INPUT RECORDS:

——

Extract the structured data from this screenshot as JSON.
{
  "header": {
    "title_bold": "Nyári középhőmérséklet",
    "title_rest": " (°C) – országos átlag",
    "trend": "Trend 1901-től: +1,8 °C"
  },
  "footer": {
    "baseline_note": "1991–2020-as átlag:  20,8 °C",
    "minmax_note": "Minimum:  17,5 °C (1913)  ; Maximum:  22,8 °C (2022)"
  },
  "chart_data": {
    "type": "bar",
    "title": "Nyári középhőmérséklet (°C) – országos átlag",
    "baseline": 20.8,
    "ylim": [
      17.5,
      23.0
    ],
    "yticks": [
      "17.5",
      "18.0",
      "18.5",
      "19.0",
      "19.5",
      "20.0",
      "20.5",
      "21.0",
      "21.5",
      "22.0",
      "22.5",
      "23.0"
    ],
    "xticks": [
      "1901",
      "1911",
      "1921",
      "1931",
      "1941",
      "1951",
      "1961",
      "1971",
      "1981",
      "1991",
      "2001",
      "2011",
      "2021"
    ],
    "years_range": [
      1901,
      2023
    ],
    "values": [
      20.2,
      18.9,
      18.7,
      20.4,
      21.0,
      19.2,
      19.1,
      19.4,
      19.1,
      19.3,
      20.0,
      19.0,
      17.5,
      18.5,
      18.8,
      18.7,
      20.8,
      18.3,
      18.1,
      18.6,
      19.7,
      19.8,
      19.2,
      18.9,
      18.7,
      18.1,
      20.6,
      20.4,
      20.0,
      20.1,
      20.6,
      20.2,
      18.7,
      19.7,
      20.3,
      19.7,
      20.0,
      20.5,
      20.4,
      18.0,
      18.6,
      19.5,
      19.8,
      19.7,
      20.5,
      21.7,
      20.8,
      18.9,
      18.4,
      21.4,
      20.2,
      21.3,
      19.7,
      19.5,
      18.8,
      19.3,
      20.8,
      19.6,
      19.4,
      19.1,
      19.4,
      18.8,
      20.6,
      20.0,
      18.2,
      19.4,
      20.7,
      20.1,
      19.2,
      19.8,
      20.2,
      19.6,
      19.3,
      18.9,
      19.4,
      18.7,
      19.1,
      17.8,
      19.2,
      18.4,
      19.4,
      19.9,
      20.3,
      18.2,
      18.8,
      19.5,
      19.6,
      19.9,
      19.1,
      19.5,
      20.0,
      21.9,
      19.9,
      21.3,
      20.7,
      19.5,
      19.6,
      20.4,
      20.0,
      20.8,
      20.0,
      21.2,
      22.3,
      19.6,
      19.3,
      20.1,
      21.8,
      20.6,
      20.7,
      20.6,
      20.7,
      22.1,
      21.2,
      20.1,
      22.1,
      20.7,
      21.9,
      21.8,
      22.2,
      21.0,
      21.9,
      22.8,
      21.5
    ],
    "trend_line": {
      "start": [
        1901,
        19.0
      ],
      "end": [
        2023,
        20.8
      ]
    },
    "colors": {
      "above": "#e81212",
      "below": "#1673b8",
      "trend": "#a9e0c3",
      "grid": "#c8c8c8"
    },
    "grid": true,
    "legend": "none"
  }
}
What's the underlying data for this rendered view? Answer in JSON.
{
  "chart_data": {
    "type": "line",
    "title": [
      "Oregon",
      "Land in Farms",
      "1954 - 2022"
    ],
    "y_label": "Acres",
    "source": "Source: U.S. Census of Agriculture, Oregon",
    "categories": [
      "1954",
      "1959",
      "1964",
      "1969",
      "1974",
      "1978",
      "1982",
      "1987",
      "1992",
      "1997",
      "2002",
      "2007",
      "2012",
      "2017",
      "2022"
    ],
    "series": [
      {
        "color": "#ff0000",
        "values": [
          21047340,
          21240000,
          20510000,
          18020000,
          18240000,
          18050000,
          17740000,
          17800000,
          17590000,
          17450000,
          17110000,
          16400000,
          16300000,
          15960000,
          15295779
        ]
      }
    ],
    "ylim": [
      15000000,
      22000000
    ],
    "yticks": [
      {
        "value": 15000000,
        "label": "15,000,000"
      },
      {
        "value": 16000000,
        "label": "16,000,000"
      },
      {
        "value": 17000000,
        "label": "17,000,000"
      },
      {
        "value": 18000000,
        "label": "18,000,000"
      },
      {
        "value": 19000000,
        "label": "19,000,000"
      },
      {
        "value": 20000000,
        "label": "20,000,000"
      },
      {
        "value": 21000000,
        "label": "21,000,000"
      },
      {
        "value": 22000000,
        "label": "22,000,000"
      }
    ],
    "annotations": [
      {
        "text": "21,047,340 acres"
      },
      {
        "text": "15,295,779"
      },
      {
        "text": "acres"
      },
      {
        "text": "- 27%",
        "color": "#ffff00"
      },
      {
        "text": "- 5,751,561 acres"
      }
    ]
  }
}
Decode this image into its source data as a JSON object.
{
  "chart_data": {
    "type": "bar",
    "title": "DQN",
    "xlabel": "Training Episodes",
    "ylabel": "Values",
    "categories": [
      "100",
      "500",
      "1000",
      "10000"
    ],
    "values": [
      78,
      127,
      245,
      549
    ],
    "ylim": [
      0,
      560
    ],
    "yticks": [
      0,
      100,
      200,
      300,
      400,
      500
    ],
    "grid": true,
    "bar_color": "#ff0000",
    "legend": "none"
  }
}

——

REQUIREMENTS: List all lines from the entries that include the word "text".

TASK ANSWER:
        "text": "21,047,340 acres"
        "text": "15,295,779"
        "text": "acres"
        "text": "- 27%",
        "text": "- 5,751,561 acres"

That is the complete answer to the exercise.